[Stored entries]
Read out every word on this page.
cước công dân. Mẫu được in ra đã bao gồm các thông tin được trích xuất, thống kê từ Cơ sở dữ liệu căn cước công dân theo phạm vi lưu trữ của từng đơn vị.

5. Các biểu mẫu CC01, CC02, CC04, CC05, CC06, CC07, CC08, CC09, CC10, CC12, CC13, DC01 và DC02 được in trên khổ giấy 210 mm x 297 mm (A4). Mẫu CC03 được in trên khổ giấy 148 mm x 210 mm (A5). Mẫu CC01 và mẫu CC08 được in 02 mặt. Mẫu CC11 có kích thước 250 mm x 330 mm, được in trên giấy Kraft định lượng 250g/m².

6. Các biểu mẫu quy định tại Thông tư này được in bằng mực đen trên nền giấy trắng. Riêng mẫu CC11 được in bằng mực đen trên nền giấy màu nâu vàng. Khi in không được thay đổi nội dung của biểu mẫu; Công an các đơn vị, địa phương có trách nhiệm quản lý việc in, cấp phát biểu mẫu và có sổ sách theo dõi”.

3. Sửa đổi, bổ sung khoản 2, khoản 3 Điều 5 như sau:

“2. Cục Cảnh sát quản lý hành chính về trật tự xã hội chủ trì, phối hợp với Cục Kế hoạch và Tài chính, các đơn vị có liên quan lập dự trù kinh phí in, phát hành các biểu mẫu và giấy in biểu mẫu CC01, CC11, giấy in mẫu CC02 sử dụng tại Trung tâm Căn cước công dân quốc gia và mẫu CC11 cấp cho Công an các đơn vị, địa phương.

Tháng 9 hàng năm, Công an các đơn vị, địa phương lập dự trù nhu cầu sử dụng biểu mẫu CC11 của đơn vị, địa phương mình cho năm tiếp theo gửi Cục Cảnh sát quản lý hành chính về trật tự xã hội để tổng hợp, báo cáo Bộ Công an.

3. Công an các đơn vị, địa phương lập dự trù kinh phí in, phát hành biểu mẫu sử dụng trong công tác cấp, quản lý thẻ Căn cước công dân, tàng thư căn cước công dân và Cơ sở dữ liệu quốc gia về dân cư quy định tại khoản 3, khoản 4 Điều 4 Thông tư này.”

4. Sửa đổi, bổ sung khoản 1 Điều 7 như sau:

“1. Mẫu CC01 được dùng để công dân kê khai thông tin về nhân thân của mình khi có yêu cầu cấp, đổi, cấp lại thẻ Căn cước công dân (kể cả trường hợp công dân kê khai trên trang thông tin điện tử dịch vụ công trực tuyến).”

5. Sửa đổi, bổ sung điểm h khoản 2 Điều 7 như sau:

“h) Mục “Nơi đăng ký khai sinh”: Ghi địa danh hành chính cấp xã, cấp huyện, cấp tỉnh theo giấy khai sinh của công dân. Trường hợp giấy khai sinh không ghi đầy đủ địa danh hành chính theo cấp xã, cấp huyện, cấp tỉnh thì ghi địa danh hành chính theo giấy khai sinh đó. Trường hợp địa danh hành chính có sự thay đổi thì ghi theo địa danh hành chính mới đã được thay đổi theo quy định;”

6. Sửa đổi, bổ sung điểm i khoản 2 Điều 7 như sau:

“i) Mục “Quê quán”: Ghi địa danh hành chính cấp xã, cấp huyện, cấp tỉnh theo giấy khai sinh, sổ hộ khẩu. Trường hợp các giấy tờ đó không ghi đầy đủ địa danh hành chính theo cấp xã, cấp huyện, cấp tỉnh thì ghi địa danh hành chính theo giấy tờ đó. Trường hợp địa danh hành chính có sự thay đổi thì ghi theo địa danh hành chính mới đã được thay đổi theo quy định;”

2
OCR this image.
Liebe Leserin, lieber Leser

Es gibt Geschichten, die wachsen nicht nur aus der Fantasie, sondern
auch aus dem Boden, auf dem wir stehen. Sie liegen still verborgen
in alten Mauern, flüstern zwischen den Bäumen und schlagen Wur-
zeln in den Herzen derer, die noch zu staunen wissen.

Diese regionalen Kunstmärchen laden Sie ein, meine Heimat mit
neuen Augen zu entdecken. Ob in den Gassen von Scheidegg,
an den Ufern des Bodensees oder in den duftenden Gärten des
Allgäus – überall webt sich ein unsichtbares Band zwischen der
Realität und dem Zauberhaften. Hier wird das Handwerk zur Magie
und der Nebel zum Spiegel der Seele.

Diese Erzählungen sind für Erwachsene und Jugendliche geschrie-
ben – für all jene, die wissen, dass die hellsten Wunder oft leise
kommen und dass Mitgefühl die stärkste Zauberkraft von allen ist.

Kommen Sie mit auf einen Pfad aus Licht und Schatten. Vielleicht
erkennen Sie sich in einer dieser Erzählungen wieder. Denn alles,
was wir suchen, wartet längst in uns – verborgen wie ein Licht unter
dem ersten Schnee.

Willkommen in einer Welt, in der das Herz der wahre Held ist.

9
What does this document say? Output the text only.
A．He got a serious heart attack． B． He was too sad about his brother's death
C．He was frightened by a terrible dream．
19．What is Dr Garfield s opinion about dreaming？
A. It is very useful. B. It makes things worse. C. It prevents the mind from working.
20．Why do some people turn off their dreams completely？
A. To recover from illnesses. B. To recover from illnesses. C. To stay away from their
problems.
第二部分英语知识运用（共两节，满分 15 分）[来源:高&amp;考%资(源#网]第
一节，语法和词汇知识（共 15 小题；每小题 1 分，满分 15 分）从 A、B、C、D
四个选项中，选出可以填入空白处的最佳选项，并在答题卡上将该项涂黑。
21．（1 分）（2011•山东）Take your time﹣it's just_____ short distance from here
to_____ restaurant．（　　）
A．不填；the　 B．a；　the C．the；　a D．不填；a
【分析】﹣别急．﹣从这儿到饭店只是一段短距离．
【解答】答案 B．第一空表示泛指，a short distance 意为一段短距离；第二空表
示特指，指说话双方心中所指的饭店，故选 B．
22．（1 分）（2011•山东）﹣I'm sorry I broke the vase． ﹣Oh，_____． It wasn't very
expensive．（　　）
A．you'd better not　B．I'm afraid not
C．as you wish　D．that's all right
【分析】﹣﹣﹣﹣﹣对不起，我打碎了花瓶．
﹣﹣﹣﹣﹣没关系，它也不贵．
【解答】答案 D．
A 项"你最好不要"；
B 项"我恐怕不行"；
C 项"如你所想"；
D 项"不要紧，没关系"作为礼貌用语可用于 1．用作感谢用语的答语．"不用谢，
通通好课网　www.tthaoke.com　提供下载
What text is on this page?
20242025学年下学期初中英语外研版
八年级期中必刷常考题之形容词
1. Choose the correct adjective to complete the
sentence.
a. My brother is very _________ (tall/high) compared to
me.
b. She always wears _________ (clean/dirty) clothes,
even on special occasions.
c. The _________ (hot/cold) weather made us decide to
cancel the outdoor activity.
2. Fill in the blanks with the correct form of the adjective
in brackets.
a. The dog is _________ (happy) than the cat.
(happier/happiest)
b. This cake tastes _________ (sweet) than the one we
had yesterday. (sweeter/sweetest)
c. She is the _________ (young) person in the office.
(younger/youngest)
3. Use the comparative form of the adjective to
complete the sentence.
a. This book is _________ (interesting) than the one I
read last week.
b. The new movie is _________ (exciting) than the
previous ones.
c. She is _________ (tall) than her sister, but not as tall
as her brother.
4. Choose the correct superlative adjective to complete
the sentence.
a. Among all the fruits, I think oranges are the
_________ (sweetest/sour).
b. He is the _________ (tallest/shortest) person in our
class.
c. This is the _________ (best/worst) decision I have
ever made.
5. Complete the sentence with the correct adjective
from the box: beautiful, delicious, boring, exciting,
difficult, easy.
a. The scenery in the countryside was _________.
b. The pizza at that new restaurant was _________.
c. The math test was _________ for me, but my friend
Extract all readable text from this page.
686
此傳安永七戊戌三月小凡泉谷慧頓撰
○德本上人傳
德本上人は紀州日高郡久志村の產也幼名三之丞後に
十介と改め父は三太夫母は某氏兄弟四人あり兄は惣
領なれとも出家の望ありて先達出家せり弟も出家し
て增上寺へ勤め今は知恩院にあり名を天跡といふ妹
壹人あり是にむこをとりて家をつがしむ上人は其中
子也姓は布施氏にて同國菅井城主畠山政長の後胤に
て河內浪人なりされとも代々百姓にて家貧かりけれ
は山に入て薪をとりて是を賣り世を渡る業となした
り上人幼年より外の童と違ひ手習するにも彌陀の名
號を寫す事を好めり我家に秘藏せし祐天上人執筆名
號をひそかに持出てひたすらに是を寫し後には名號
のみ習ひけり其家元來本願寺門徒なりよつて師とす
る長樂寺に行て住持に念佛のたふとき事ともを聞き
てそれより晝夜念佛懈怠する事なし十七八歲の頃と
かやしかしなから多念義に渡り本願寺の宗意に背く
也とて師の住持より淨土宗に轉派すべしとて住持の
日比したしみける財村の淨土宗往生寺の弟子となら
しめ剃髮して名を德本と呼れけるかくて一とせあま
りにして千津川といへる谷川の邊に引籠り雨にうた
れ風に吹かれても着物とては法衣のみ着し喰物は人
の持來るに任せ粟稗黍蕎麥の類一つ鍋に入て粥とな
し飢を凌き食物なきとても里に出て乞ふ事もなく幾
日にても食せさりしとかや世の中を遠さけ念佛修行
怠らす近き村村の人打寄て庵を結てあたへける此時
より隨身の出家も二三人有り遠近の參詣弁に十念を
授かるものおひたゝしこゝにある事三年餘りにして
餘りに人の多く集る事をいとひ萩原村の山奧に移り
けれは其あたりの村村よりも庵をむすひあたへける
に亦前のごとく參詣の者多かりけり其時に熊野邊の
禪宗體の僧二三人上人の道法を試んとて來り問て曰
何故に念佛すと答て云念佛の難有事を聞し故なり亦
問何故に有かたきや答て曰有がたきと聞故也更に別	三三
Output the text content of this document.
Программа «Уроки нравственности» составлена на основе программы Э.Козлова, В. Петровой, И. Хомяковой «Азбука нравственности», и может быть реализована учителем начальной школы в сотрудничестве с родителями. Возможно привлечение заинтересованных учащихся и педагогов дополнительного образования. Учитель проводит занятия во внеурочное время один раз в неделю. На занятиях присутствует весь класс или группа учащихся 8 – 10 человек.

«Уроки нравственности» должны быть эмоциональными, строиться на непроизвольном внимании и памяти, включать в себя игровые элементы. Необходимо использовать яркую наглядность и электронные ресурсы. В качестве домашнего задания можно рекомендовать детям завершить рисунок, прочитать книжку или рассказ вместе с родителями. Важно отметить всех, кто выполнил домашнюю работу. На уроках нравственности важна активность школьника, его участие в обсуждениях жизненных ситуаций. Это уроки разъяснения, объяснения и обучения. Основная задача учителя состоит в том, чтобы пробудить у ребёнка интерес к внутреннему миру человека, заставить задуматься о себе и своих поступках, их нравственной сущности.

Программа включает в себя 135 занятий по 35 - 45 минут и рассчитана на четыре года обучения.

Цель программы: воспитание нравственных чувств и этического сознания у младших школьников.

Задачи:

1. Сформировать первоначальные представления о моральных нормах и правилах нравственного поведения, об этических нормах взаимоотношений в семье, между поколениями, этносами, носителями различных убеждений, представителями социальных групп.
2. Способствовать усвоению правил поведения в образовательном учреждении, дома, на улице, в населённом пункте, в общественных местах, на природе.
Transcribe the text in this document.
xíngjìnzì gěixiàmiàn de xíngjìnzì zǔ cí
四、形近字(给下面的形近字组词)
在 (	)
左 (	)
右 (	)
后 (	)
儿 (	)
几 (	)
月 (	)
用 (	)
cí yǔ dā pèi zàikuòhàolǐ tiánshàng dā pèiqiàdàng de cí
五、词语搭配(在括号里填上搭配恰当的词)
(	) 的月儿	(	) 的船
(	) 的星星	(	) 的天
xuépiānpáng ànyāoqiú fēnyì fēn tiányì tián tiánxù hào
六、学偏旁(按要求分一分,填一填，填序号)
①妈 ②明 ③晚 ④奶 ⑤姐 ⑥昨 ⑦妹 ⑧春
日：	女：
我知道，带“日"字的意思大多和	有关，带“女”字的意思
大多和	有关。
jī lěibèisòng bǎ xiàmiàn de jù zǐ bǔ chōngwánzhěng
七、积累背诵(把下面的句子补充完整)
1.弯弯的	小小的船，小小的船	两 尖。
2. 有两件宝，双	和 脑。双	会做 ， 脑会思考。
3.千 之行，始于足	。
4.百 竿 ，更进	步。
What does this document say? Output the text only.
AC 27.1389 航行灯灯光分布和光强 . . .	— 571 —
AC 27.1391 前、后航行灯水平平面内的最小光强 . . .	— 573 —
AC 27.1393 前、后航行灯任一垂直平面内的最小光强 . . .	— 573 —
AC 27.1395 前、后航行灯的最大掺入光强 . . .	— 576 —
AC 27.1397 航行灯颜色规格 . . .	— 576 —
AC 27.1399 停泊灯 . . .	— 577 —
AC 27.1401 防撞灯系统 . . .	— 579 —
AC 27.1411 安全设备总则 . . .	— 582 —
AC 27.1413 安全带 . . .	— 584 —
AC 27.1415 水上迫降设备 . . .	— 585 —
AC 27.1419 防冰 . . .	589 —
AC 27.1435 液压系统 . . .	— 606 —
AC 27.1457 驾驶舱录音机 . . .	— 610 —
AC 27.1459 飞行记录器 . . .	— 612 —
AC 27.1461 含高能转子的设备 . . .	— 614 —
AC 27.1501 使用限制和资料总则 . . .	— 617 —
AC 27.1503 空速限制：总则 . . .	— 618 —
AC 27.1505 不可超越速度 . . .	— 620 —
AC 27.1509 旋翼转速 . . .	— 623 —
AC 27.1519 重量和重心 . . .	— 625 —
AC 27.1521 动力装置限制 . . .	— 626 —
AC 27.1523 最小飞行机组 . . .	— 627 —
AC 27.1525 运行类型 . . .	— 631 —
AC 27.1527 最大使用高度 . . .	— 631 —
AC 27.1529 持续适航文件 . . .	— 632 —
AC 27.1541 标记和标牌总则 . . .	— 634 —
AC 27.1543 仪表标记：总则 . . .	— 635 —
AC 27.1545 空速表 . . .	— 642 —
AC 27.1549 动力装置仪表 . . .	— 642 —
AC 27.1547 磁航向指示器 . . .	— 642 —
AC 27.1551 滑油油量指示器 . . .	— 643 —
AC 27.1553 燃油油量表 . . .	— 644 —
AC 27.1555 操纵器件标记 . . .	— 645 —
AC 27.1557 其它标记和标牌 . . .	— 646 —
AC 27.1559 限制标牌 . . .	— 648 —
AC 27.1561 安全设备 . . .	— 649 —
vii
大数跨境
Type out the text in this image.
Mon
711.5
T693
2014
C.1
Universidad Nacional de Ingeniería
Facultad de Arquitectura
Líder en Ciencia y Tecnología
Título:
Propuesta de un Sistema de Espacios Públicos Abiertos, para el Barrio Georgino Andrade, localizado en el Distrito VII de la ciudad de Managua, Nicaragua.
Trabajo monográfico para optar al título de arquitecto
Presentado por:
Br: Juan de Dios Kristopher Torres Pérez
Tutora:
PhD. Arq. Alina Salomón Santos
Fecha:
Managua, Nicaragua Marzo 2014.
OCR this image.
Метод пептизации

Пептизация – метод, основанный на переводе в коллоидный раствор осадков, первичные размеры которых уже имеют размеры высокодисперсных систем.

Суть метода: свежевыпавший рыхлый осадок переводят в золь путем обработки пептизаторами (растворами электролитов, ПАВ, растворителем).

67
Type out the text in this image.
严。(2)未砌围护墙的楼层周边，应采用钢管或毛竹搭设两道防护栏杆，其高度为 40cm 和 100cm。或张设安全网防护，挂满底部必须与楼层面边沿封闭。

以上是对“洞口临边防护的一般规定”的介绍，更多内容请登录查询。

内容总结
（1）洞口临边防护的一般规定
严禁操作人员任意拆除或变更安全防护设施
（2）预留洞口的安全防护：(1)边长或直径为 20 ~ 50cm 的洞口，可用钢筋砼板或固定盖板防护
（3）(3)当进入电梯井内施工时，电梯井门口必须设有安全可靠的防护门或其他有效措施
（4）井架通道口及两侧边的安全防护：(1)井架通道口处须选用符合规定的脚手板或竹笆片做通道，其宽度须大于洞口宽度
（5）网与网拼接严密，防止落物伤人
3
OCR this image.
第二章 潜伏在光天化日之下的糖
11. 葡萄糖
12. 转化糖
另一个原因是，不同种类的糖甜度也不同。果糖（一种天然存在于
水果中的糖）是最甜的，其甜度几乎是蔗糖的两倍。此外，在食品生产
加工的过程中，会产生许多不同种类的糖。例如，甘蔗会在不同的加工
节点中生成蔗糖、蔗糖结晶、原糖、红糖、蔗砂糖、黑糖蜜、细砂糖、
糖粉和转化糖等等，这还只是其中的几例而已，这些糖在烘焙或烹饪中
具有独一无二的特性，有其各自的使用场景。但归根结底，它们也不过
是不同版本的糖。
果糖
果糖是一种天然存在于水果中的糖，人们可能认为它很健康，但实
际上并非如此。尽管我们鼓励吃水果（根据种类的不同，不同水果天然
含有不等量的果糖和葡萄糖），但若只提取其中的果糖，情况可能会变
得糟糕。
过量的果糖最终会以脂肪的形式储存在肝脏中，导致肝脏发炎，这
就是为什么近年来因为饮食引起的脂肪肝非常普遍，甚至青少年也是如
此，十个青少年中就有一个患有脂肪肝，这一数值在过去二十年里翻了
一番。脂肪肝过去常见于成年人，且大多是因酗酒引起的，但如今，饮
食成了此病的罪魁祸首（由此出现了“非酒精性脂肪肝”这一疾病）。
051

Exercise: Copy out the lines that hold "their".

Solution for this task:
20．Why do some people turn off their dreams completely？
A. To recover from illnesses. B. To recover from illnesses. C. To stay away from their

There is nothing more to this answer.